(Dataset listings of figures)
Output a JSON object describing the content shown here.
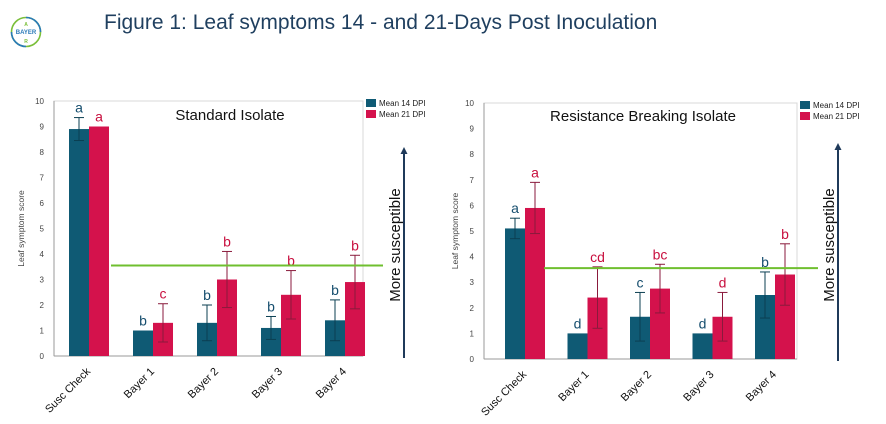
{
  "title": "Figure 1: Leaf symptoms 14 - and 21-Days Post Inoculation",
  "logo": {
    "text": "BAYER"
  },
  "colors": {
    "dpi14": "#0f5a74",
    "dpi21": "#d4124c",
    "threshold": "#6fbf2f",
    "arrow": "#1f3a5a",
    "title": "#1f3f5f"
  },
  "arrow_label": "More susceptible",
  "chart_data": [
    {
      "type": "bar",
      "title": "Standard Isolate",
      "ylabel": "Leaf symptom score",
      "xlabel": "",
      "ylim": [
        0,
        10
      ],
      "yticks": [
        0,
        1,
        2,
        3,
        4,
        5,
        6,
        7,
        8,
        9,
        10
      ],
      "grid": false,
      "legend": "top-right",
      "categories": [
        "Susc Check",
        "Bayer 1",
        "Bayer 2",
        "Bayer 3",
        "Bayer 4"
      ],
      "series": [
        {
          "name": "Mean 14 DPI",
          "color": "#0f5a74",
          "values": [
            8.9,
            1.0,
            1.3,
            1.1,
            1.4
          ],
          "error": [
            0.45,
            0.0,
            0.7,
            0.45,
            0.8
          ],
          "letters": [
            "a",
            "b",
            "b",
            "b",
            "b"
          ]
        },
        {
          "name": "Mean 21 DPI",
          "color": "#d4124c",
          "values": [
            9.0,
            1.3,
            3.0,
            2.4,
            2.9
          ],
          "error": [
            0.0,
            0.75,
            1.1,
            0.95,
            1.05
          ],
          "letters": [
            "a",
            "c",
            "b",
            "b",
            "b"
          ]
        }
      ],
      "threshold": 3.55
    },
    {
      "type": "bar",
      "title": "Resistance Breaking Isolate",
      "ylabel": "Leaf symptom score",
      "xlabel": "",
      "ylim": [
        0,
        10
      ],
      "yticks": [
        0,
        1,
        2,
        3,
        4,
        5,
        6,
        7,
        8,
        9,
        10
      ],
      "grid": false,
      "legend": "top-right",
      "categories": [
        "Susc Check",
        "Bayer 1",
        "Bayer 2",
        "Bayer 3",
        "Bayer 4"
      ],
      "series": [
        {
          "name": "Mean 14 DPI",
          "color": "#0f5a74",
          "values": [
            5.1,
            1.0,
            1.65,
            1.0,
            2.5
          ],
          "error": [
            0.4,
            0.0,
            0.95,
            0.0,
            0.9
          ],
          "letters": [
            "a",
            "d",
            "c",
            "d",
            "b"
          ]
        },
        {
          "name": "Mean 21 DPI",
          "color": "#d4124c",
          "values": [
            5.9,
            2.4,
            2.75,
            1.65,
            3.3
          ],
          "error": [
            1.0,
            1.2,
            0.95,
            0.95,
            1.2
          ],
          "letters": [
            "a",
            "cd",
            "bc",
            "d",
            "b"
          ]
        }
      ],
      "threshold": 3.55
    }
  ]
}
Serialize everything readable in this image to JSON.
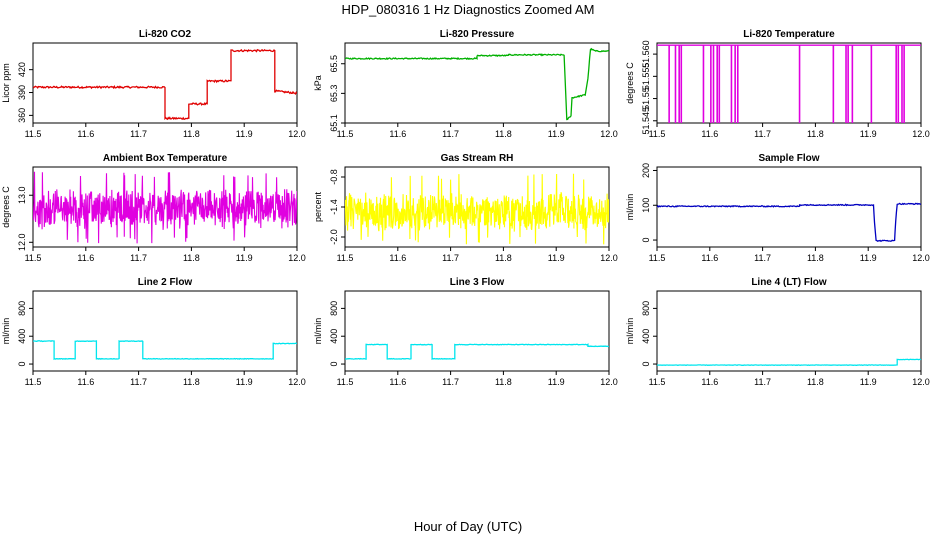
{
  "figure": {
    "title": "HDP_080316  1 Hz Diagnostics Zoomed AM",
    "xlabel": "Hour of Day (UTC)"
  },
  "chart_data": [
    {
      "type": "line",
      "title": "Li-820 CO2",
      "ylabel": "Licor ppm",
      "color": "#e00000",
      "xlim": [
        11.5,
        12.0
      ],
      "ylim": [
        350,
        455
      ],
      "yticks": [
        360,
        390,
        420
      ],
      "xticks": [
        11.5,
        11.6,
        11.7,
        11.8,
        11.9,
        12.0
      ],
      "noise": 1.2,
      "series": [
        {
          "x": [
            11.5,
            11.75,
            11.75,
            11.795,
            11.795,
            11.83,
            11.83,
            11.875,
            11.875,
            11.958,
            11.958,
            12.0
          ],
          "y": [
            397,
            397,
            356,
            356,
            375,
            375,
            405,
            405,
            445,
            445,
            392,
            389
          ]
        }
      ]
    },
    {
      "type": "line",
      "title": "Li-820 Pressure",
      "ylabel": "kPa",
      "color": "#00b000",
      "xlim": [
        11.5,
        12.0
      ],
      "ylim": [
        65.1,
        65.64
      ],
      "yticks": [
        65.1,
        65.3,
        65.5
      ],
      "xticks": [
        11.5,
        11.6,
        11.7,
        11.8,
        11.9,
        12.0
      ],
      "noise": 0.004,
      "series": [
        {
          "x": [
            11.5,
            11.75,
            11.75,
            11.81,
            11.81,
            11.915,
            11.92,
            11.928,
            11.93,
            11.955,
            11.96,
            11.965,
            11.975,
            12.0
          ],
          "y": [
            65.535,
            65.535,
            65.555,
            65.555,
            65.56,
            65.56,
            65.12,
            65.15,
            65.27,
            65.29,
            65.4,
            65.6,
            65.585,
            65.585
          ]
        }
      ]
    },
    {
      "type": "line",
      "title": "Li-820 Temperature",
      "ylabel": "degrees C",
      "color": "#e000e0",
      "xlim": [
        11.5,
        12.0
      ],
      "ylim": [
        51.5445,
        51.5625
      ],
      "yticks": [
        51.545,
        51.55,
        51.555,
        51.56
      ],
      "ytick_labels": [
        "51.545",
        "51.55",
        "51.555",
        "51.560"
      ],
      "xticks": [
        11.5,
        11.6,
        11.7,
        11.8,
        11.9,
        12.0
      ],
      "baseline": 51.562,
      "dip_to": 51.5445,
      "dips": [
        11.523,
        11.535,
        11.542,
        11.546,
        11.588,
        11.602,
        11.607,
        11.614,
        11.618,
        11.641,
        11.648,
        11.653,
        11.77,
        11.834,
        11.858,
        11.862,
        11.87,
        11.906,
        11.953,
        11.957,
        11.964,
        11.968
      ]
    },
    {
      "type": "line",
      "title": "Ambient Box Temperature",
      "ylabel": "degrees C",
      "color": "#e000e0",
      "xlim": [
        11.5,
        12.0
      ],
      "ylim": [
        11.9,
        13.6
      ],
      "yticks": [
        12.0,
        13.0
      ],
      "ytick_labels": [
        "12.0",
        "13.0"
      ],
      "xticks": [
        11.5,
        11.6,
        11.7,
        11.8,
        11.9,
        12.0
      ],
      "center": 12.7,
      "spread": 0.35,
      "spike_low": 11.96,
      "spike_high": 13.5
    },
    {
      "type": "line",
      "title": "Gas Stream RH",
      "ylabel": "percent",
      "color": "#ffff00",
      "xlim": [
        11.5,
        12.0
      ],
      "ylim": [
        -2.2,
        -0.6
      ],
      "yticks": [
        -2.0,
        -1.4,
        -0.8
      ],
      "ytick_labels": [
        "-2.0",
        "-1.4",
        "-0.8"
      ],
      "xticks": [
        11.5,
        11.6,
        11.7,
        11.8,
        11.9,
        12.0
      ],
      "center": -1.5,
      "spread": 0.32,
      "spike_low": -2.15,
      "spike_high": -0.7
    },
    {
      "type": "line",
      "title": "Sample Flow",
      "ylabel": "ml/min",
      "color": "#0000c0",
      "xlim": [
        11.5,
        12.0
      ],
      "ylim": [
        -20,
        210
      ],
      "yticks": [
        0,
        100,
        200
      ],
      "xticks": [
        11.5,
        11.6,
        11.7,
        11.8,
        11.9,
        12.0
      ],
      "noise": 1.5,
      "series": [
        {
          "x": [
            11.5,
            11.77,
            11.77,
            11.91,
            11.912,
            11.915,
            11.95,
            11.952,
            11.955,
            12.0
          ],
          "y": [
            97,
            97,
            101,
            101,
            50,
            -2,
            -2,
            55,
            104,
            104
          ]
        }
      ]
    },
    {
      "type": "line",
      "title": "Line 2 Flow",
      "ylabel": "ml/min",
      "color": "#00e5ee",
      "xlim": [
        11.5,
        12.0
      ],
      "ylim": [
        -100,
        1050
      ],
      "yticks": [
        0,
        400,
        800
      ],
      "xticks": [
        11.5,
        11.6,
        11.7,
        11.8,
        11.9,
        12.0
      ],
      "noise": 4,
      "series": [
        {
          "x": [
            11.5,
            11.54,
            11.54,
            11.58,
            11.58,
            11.62,
            11.62,
            11.663,
            11.663,
            11.708,
            11.708,
            11.955,
            11.955,
            12.0
          ],
          "y": [
            330,
            330,
            75,
            75,
            330,
            330,
            75,
            75,
            330,
            330,
            75,
            75,
            295,
            295
          ]
        }
      ]
    },
    {
      "type": "line",
      "title": "Line 3 Flow",
      "ylabel": "ml/min",
      "color": "#00e5ee",
      "xlim": [
        11.5,
        12.0
      ],
      "ylim": [
        -100,
        1050
      ],
      "yticks": [
        0,
        400,
        800
      ],
      "xticks": [
        11.5,
        11.6,
        11.7,
        11.8,
        11.9,
        12.0
      ],
      "noise": 4,
      "series": [
        {
          "x": [
            11.5,
            11.54,
            11.54,
            11.58,
            11.58,
            11.625,
            11.625,
            11.665,
            11.665,
            11.708,
            11.708,
            11.96,
            11.96,
            12.0
          ],
          "y": [
            75,
            75,
            280,
            280,
            75,
            75,
            280,
            280,
            75,
            75,
            280,
            280,
            255,
            255
          ]
        }
      ]
    },
    {
      "type": "line",
      "title": "Line 4 (LT) Flow",
      "ylabel": "ml/min",
      "color": "#00e5ee",
      "xlim": [
        11.5,
        12.0
      ],
      "ylim": [
        -100,
        1050
      ],
      "yticks": [
        0,
        400,
        800
      ],
      "xticks": [
        11.5,
        11.6,
        11.7,
        11.8,
        11.9,
        12.0
      ],
      "noise": 3,
      "series": [
        {
          "x": [
            11.5,
            11.955,
            11.955,
            12.0
          ],
          "y": [
            -15,
            -15,
            65,
            65
          ]
        }
      ]
    }
  ]
}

◆ Short problem
From the entries above, copy out every line where the string "Flow" appears.

◆ Result of the exercise
      "title": "Sample Flow",
      "title": "Line 2 Flow",
      "title": "Line 3 Flow",
      "title": "Line 4 (LT) Flow",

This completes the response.